__EXERCISE REQUIREMENTS__.
From the listing below, copy every line with the word "Rachid".

__ROWS__.
┄┄┄┄┄┄┄┄┄┄┄┄┄┄┄┄┄┄┄┄
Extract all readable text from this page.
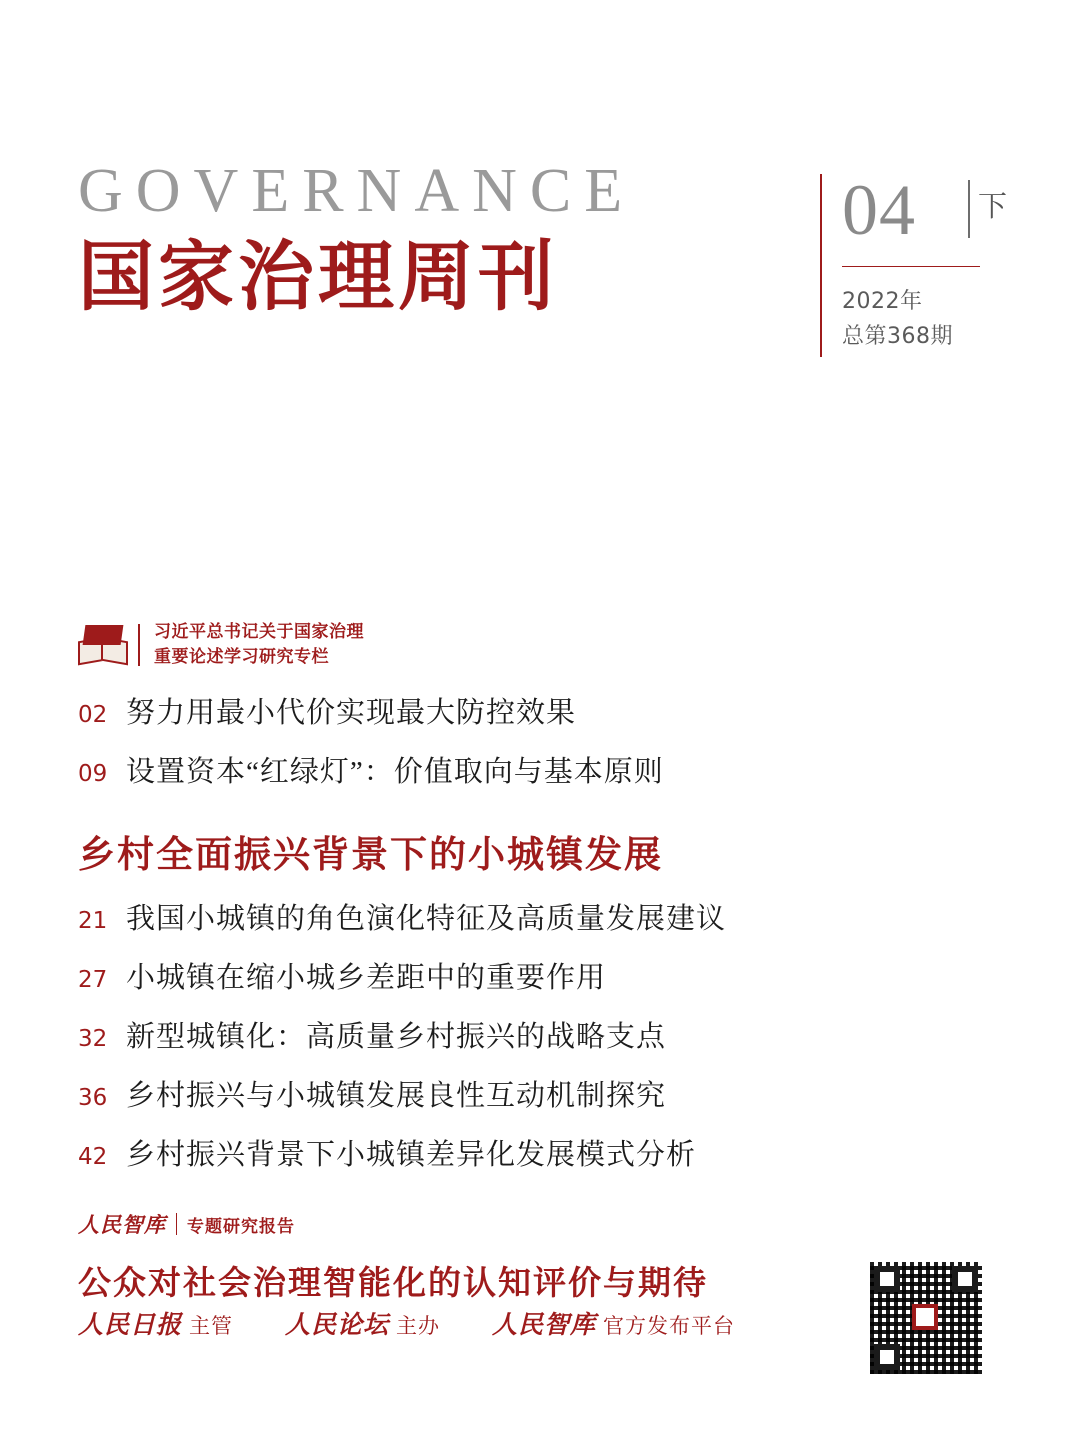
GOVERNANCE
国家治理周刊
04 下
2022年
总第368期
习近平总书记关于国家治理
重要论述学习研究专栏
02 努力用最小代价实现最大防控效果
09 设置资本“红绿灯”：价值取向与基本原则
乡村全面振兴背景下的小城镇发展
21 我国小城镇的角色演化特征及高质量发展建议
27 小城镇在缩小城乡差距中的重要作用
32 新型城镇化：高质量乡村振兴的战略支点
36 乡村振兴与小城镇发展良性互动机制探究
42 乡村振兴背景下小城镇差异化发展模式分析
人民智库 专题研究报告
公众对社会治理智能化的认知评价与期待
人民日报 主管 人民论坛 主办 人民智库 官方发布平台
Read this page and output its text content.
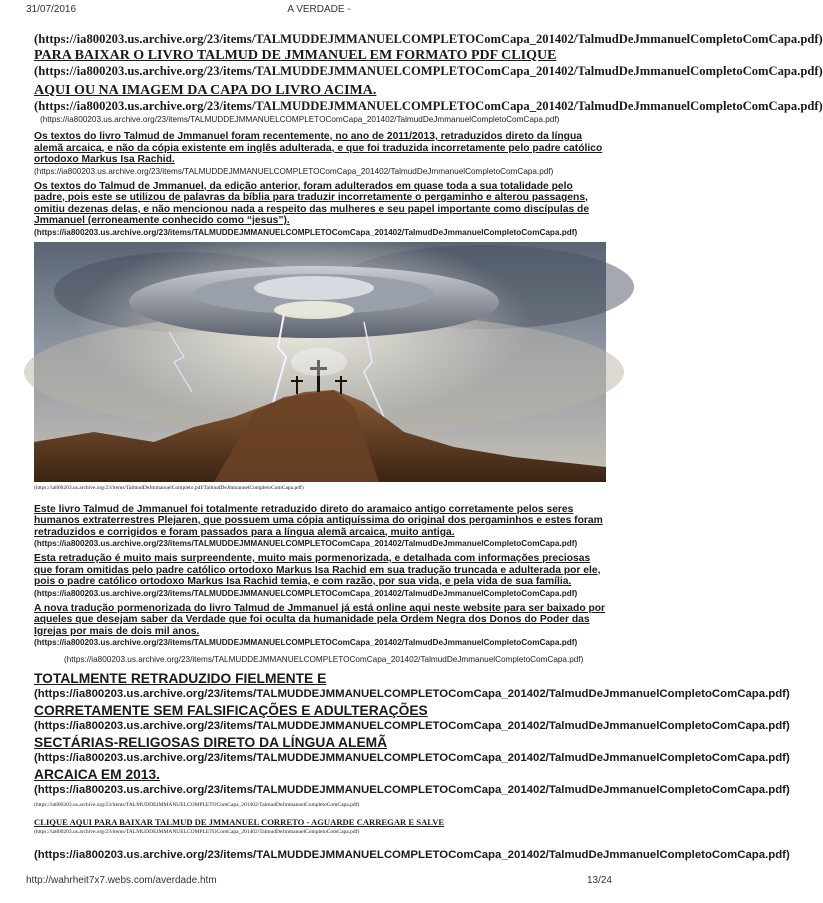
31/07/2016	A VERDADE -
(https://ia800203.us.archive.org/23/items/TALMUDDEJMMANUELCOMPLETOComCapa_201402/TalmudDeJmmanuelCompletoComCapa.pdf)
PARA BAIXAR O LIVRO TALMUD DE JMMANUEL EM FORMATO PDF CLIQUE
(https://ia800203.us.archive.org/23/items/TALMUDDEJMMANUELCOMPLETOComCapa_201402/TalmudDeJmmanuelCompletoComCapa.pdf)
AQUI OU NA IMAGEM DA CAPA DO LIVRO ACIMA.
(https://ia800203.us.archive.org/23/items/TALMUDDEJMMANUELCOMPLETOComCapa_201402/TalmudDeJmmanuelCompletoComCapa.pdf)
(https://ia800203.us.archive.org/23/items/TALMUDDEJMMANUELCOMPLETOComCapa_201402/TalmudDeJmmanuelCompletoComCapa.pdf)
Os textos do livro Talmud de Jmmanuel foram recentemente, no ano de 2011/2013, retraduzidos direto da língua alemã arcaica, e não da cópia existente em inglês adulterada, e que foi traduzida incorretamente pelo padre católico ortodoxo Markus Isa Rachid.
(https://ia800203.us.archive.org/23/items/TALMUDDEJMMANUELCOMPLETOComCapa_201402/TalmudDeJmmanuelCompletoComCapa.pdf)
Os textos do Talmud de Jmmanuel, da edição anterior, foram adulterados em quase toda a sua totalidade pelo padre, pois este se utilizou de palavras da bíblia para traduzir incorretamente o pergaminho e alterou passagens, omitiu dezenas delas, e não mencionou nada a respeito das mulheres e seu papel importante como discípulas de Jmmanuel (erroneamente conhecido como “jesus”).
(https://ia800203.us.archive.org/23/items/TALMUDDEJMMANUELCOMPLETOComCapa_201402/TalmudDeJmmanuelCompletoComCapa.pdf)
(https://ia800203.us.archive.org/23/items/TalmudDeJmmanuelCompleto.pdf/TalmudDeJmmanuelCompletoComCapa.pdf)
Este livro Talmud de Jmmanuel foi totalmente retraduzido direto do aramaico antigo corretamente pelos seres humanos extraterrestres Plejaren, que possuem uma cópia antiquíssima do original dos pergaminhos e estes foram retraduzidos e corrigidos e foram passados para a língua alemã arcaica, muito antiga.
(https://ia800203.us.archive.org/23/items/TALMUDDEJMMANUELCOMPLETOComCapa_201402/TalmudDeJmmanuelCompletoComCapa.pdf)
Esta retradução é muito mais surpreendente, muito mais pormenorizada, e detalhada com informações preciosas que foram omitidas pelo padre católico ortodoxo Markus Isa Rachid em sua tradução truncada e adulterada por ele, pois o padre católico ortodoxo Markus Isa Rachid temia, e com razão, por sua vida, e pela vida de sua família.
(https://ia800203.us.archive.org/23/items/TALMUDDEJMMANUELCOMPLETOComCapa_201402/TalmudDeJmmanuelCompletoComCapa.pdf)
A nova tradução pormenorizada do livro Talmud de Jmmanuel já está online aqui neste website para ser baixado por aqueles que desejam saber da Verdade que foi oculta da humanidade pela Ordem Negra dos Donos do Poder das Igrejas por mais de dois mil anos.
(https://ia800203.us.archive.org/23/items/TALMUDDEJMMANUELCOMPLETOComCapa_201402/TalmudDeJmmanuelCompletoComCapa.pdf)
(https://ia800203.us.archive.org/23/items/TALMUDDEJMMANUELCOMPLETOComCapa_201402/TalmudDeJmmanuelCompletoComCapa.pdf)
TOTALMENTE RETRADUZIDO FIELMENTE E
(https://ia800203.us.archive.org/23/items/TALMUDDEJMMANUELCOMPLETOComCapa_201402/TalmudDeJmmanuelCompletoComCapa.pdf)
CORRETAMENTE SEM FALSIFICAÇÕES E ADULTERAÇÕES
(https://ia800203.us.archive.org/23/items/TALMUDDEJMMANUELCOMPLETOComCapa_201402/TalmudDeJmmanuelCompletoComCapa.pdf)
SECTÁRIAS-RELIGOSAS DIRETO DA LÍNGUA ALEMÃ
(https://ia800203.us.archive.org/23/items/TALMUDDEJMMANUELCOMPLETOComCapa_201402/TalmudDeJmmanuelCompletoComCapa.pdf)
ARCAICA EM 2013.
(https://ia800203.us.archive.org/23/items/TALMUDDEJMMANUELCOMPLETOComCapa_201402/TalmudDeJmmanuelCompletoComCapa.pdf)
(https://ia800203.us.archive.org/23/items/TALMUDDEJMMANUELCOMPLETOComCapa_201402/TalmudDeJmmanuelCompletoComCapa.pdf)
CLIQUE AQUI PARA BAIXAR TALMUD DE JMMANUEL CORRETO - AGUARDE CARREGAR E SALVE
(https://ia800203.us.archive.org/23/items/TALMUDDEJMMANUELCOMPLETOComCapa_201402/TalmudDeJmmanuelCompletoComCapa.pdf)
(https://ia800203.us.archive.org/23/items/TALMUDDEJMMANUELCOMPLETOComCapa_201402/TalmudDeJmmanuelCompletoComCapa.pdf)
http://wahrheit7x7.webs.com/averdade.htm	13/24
┄┄┄┄┄┄┄┄┄┄┄┄┄┄┄┄┄┄┄┄
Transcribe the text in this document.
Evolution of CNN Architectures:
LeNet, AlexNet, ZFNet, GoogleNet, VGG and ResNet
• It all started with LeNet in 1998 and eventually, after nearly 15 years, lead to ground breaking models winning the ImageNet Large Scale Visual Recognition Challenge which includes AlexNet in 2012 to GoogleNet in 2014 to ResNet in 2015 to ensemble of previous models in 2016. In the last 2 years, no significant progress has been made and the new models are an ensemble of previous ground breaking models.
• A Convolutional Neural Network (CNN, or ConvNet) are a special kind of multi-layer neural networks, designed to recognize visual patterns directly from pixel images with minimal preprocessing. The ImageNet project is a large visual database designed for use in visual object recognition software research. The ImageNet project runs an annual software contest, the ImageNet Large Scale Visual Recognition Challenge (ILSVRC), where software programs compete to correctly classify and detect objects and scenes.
┄┄┄┄┄┄┄┄┄┄┄┄┄┄┄┄┄┄┄┄
__EXERCISE SOLUTION__.
Os textos do livro Talmud de Jmmanuel foram recentemente, no ano de 2011/2013, retraduzidos direto da língua alemã arcaica, e não da cópia existente em inglês adulterada, e que foi traduzida incorretamente pelo padre católico ortodoxo Markus Isa Rachid.
Esta retradução é muito mais surpreendente, muito mais pormenorizada, e detalhada com informações preciosas que foram omitidas pelo padre católico ortodoxo Markus Isa Rachid em sua tradução truncada e adulterada por ele, pois o padre católico ortodoxo Markus Isa Rachid temia, e com razão, por sua vida, e pela vida de sua família.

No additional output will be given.